---------- Material for this task ----------
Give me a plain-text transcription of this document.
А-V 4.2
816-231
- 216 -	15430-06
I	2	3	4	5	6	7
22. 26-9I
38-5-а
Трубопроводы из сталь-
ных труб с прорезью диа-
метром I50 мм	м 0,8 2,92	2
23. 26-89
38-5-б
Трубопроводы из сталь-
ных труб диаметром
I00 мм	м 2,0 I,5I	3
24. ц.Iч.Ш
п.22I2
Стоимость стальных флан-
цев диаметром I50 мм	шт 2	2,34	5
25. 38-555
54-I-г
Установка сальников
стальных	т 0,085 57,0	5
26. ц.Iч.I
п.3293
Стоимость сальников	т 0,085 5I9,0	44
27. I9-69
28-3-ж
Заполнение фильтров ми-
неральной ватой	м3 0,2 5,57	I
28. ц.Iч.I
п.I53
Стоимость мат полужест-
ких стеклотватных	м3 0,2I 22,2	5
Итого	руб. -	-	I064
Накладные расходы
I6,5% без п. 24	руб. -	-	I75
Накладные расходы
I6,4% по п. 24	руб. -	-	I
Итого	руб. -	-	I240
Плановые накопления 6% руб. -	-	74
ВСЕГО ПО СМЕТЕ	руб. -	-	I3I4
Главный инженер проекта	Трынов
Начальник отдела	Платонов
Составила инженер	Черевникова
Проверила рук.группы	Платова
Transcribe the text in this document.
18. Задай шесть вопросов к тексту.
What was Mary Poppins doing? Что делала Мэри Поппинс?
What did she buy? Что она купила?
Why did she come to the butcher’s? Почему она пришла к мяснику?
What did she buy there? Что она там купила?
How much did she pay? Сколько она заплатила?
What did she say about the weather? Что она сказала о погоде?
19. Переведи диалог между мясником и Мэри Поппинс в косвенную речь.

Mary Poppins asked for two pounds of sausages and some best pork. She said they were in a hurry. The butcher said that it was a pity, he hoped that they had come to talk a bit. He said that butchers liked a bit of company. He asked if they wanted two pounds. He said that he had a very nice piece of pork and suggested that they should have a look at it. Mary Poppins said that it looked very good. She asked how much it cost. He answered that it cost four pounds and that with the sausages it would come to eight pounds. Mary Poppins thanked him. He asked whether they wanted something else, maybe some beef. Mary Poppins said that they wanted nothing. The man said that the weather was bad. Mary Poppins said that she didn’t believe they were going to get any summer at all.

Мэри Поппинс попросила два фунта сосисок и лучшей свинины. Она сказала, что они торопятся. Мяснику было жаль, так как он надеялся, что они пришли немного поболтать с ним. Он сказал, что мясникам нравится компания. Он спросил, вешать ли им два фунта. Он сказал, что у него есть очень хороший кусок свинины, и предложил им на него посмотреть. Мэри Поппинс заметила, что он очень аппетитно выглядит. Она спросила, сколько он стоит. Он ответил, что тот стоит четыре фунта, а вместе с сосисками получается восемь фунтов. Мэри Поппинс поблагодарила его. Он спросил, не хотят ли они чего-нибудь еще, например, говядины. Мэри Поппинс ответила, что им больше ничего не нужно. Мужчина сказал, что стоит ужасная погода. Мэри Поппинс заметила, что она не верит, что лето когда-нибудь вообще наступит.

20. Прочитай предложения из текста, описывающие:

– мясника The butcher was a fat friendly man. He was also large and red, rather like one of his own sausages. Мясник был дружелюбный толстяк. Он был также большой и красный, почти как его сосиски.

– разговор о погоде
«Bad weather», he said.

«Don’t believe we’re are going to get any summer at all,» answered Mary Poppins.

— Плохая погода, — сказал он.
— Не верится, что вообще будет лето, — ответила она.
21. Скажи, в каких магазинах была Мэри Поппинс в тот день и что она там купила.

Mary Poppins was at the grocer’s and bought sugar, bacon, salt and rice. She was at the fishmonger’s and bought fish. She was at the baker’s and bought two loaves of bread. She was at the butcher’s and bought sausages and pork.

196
----------
In the lines above, locate the string "стальных". Copy every line where it occurs.

Стоимость стальных флан-
стальных	т 0,085 57,0	5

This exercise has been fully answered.